▸ **Questions on the material**
A - For each statement about the Wilko Johnson text, say whether it agrees with the text and quote the words that decide it: (i) Before the results, the shared guess was that the growth was a cyst. (ii) His son stayed calm when the diagnosis was given. (iii) The elation had faded by the following morning.
B - Repeat the Wilko Johnson text from "I realised there's" up to and including "to euphoria ...".
C - Pick up the Wilko Johnson text after its final sentence and keep writing it.

▸ **Extracted text**
Sunday, 24 March 2013

just tingling

Wilko Johnson: "In the meantime, we all had a go at the diagnosis. The consensus was that it was a cyst, and they'd just cut it out. So, when we went in for the results, I wasn't expecting them to say it was cancer. "This mass in your stomach. It's cancer and it's inoperable". My son cracked up. I was absolutely calm. I just nodded. I went "OK".

When we left the hospital, I felt elated. That's the word. You never know what your reaction is going to be and at the best of times I'm a miserable so-and-so. I've suffered from depression all of my life since my teens. So feeling like this was a bit unusual, but this elation remained all day and was still there when I woke up the next day.

I realised there's nothing to be hung up about, because the past, the present, the future: it doesn't mean anything. So this elevation of spirit remained. You walk down the street just tingling, man, and you feel so alive. You notice every little thing - every bird against the sunlight, everything - and just feel absolute calm. At times it amounted to euphoria ...

▸ **Dataset extract**
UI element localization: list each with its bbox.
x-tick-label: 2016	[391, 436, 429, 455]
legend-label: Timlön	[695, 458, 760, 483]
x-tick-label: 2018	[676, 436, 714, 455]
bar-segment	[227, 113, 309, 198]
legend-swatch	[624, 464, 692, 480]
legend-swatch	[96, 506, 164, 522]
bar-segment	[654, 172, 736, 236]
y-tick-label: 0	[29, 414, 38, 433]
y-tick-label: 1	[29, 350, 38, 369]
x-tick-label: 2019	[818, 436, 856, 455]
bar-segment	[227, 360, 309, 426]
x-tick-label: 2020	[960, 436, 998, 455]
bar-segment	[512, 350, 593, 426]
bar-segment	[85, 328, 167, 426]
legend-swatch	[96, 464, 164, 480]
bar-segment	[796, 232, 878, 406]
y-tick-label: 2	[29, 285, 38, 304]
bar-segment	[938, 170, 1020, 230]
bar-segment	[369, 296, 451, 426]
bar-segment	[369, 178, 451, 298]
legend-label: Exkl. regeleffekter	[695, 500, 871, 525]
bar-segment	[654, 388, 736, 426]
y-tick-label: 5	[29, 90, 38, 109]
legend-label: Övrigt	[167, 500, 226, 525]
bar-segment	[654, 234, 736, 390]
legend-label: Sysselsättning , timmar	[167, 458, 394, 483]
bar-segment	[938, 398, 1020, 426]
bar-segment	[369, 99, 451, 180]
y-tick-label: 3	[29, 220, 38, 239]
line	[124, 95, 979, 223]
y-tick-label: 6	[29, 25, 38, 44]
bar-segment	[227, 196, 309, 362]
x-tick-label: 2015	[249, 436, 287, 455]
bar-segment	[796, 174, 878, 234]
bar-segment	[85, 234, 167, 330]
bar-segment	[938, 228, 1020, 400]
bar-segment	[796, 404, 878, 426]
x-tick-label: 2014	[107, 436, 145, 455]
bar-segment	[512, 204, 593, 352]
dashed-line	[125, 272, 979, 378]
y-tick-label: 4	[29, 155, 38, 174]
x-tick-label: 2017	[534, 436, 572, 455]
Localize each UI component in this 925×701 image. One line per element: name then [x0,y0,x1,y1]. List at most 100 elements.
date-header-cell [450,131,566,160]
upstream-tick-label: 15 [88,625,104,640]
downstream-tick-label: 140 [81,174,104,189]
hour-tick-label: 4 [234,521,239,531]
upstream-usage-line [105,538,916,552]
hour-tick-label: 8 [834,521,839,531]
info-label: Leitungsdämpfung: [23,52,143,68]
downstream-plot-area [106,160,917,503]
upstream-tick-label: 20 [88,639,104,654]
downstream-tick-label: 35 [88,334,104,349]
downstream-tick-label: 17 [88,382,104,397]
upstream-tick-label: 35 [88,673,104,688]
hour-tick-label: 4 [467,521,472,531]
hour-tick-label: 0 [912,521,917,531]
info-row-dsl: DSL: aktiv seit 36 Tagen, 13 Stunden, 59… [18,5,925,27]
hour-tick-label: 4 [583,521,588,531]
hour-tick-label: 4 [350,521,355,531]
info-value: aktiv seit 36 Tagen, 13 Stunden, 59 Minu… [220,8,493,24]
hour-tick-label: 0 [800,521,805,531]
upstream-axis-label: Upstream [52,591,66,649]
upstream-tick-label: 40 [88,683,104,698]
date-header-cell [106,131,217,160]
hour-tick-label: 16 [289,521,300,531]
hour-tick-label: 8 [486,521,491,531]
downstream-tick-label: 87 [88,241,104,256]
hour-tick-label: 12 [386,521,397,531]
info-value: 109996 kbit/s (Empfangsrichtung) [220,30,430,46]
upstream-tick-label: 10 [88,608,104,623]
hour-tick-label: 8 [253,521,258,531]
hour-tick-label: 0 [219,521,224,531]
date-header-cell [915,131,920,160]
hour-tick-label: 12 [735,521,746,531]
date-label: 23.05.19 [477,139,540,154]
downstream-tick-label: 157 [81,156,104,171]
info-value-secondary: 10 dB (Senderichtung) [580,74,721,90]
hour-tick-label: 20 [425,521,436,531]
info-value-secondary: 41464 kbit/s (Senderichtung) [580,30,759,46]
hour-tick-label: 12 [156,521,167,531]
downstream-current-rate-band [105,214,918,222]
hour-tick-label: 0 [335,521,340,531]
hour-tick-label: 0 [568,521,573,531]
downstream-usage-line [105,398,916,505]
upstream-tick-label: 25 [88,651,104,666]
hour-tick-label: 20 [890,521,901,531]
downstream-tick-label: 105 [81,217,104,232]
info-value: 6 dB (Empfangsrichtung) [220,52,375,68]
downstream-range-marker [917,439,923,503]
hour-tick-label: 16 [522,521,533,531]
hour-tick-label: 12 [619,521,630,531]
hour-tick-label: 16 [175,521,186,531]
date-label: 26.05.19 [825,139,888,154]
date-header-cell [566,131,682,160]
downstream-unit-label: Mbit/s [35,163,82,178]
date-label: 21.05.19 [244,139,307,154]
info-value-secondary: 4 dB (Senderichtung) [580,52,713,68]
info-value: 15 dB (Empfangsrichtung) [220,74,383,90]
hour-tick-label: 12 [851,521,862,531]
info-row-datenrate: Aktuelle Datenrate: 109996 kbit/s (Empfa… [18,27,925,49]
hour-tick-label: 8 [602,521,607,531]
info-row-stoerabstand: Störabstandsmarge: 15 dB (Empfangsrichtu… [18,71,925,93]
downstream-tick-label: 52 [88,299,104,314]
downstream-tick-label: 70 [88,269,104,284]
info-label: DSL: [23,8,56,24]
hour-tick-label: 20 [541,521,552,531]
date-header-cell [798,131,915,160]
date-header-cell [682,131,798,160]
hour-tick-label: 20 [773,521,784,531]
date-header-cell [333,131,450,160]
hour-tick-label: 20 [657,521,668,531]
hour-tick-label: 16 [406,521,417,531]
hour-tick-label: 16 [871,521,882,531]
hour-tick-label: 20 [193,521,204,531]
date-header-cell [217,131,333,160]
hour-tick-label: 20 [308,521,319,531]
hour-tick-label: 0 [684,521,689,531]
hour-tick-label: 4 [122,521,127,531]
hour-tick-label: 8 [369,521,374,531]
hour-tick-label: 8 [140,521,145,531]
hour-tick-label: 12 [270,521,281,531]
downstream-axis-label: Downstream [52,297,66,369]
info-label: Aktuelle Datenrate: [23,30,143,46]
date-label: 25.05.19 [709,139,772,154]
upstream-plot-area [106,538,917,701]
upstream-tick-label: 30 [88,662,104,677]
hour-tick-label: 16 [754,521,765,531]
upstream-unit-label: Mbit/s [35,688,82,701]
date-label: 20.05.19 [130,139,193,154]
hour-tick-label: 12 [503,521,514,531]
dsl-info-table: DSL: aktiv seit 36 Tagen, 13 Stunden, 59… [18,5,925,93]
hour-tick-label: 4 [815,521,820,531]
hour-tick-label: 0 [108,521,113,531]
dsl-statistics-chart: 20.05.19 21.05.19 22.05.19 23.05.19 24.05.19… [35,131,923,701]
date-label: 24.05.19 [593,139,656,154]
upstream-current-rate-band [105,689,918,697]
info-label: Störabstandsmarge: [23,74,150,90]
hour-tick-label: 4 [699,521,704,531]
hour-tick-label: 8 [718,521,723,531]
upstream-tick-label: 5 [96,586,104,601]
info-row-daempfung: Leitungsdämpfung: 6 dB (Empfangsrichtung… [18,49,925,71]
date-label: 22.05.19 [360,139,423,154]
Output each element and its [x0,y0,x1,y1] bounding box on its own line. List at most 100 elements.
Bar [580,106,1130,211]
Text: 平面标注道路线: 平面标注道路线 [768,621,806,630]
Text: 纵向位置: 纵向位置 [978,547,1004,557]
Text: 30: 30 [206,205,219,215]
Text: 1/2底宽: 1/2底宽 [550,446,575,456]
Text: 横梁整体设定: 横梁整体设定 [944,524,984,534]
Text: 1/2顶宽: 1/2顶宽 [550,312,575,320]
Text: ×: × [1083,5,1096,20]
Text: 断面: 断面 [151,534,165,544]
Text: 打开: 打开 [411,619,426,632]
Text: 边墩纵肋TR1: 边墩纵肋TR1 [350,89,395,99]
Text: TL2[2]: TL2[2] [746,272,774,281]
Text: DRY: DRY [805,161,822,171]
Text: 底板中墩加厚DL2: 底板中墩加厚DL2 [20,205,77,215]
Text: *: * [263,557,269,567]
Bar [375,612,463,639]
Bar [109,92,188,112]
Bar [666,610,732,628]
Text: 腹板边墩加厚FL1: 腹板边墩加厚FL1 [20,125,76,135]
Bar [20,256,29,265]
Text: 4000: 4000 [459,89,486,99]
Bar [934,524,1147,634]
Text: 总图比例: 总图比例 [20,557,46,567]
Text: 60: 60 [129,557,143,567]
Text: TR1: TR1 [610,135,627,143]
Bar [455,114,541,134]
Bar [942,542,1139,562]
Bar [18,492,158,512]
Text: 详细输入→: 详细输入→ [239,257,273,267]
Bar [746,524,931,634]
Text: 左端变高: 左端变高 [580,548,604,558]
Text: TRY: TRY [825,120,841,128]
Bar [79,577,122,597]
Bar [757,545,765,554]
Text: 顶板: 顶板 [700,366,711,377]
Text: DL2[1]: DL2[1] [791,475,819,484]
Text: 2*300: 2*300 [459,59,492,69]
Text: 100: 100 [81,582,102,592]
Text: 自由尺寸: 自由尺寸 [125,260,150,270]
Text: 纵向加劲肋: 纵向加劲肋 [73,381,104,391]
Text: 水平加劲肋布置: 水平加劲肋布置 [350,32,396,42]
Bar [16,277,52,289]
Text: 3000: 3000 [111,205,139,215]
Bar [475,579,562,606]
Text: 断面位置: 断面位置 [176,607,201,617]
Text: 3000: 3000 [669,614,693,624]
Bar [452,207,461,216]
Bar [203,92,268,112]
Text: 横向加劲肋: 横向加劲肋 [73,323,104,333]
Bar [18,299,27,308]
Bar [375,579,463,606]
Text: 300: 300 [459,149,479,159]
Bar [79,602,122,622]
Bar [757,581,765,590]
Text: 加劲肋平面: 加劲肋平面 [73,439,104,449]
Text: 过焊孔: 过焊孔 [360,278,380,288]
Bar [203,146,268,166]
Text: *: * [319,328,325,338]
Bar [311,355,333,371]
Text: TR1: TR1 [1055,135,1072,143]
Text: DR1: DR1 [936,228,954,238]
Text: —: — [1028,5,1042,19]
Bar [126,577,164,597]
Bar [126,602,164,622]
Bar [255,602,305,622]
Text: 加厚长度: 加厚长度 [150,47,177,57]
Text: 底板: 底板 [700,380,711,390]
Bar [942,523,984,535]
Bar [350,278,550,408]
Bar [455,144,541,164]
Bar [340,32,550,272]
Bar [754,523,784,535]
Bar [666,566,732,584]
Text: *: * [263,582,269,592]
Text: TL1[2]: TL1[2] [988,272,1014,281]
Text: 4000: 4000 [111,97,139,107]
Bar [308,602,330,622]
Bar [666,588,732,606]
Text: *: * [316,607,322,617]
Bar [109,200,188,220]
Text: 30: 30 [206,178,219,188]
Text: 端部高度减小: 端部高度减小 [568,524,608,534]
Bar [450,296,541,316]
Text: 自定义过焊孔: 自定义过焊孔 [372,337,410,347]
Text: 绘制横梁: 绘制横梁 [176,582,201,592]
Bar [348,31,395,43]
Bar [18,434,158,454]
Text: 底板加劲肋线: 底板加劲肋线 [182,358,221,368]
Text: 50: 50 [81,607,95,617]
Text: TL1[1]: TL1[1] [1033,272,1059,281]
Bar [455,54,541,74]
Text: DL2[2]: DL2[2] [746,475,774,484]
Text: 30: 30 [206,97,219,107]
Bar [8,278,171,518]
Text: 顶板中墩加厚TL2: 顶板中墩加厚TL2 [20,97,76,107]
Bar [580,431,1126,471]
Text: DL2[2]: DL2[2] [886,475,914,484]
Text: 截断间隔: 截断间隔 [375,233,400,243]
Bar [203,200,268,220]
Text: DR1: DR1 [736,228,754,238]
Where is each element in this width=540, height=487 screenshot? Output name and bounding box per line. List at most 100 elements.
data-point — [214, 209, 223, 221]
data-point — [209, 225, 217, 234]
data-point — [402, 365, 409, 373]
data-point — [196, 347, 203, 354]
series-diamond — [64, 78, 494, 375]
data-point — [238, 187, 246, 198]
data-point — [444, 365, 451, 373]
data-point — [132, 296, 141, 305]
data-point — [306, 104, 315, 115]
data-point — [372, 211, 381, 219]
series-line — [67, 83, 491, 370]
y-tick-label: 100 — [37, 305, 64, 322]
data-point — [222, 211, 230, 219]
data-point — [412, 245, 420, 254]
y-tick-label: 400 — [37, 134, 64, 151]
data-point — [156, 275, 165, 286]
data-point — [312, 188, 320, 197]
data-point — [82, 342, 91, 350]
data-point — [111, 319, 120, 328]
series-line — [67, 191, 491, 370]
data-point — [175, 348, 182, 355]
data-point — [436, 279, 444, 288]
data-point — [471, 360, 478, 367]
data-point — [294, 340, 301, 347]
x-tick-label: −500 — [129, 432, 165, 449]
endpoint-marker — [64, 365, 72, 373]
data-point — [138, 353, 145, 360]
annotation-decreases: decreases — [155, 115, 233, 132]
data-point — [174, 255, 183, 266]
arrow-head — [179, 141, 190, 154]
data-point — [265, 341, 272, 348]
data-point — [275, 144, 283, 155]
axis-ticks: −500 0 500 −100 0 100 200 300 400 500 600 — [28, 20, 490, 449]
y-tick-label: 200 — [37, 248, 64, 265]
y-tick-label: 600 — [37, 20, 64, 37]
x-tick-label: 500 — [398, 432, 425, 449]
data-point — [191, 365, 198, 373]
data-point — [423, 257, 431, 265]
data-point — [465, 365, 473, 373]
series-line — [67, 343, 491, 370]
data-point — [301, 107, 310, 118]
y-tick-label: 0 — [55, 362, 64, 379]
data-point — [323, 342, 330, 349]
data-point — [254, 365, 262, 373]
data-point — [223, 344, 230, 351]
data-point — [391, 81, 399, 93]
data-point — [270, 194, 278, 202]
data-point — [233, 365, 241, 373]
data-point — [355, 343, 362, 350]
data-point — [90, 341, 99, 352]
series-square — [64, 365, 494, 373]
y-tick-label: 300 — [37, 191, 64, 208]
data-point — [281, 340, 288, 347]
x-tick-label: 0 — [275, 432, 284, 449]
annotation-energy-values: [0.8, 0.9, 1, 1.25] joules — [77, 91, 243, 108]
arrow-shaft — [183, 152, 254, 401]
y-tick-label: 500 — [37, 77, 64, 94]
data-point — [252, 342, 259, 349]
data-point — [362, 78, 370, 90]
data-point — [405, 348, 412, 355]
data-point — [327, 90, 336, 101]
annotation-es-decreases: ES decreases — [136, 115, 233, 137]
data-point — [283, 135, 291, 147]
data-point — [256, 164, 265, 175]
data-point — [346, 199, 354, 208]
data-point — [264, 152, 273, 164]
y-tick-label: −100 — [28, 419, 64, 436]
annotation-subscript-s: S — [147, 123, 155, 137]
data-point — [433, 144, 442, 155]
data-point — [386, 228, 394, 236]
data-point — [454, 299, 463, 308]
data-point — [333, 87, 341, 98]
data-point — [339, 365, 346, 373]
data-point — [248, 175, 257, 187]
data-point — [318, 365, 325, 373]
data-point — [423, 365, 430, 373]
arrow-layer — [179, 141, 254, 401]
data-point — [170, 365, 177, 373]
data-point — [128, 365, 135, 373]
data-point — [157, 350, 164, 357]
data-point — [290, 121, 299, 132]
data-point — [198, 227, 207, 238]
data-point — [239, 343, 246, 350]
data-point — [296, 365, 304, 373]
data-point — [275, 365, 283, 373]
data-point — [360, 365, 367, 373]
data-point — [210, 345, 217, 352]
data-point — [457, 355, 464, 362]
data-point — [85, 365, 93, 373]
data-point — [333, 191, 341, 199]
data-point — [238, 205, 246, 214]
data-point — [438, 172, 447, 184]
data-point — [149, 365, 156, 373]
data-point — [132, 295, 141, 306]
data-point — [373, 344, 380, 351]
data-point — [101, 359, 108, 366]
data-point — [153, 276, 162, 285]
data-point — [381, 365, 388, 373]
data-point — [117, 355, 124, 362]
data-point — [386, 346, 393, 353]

▸ **Results of the tasks**
A -
(i) Yes: "The consensus was that it was a cyst"
(ii) No: "My son cracked up."
(iii) No: "this elation remained all day and was still there when I woke up the next day."

B -
I realised there's nothing to be hung up about, because the past, the present, the future: it doesn't mean anything. So this elevation of spirit remained. You walk down the street just tingling, man, and you feel so alive. You notice every little thing - every bird against the sunlight, everything - and just feel absolute calm. At times it amounted to euphoria ...

C -
It's been over a month now. Normally I don't keep a feeling, especially a good feeling, for more than a few hours. Usually, I find something to mess it up. But it's remained.

It's like you've been given the ability to exist in the moment you're in, without bothering about the taxman, or anything. You realise what a marvellous thing it is to be alive. When the illness hits me, I don't think I'll be quite so jolly, as I'm a complete wimp when it comes to illness. But right now, I'm feeling fine. And I'm hoping this feeling will last a while longer".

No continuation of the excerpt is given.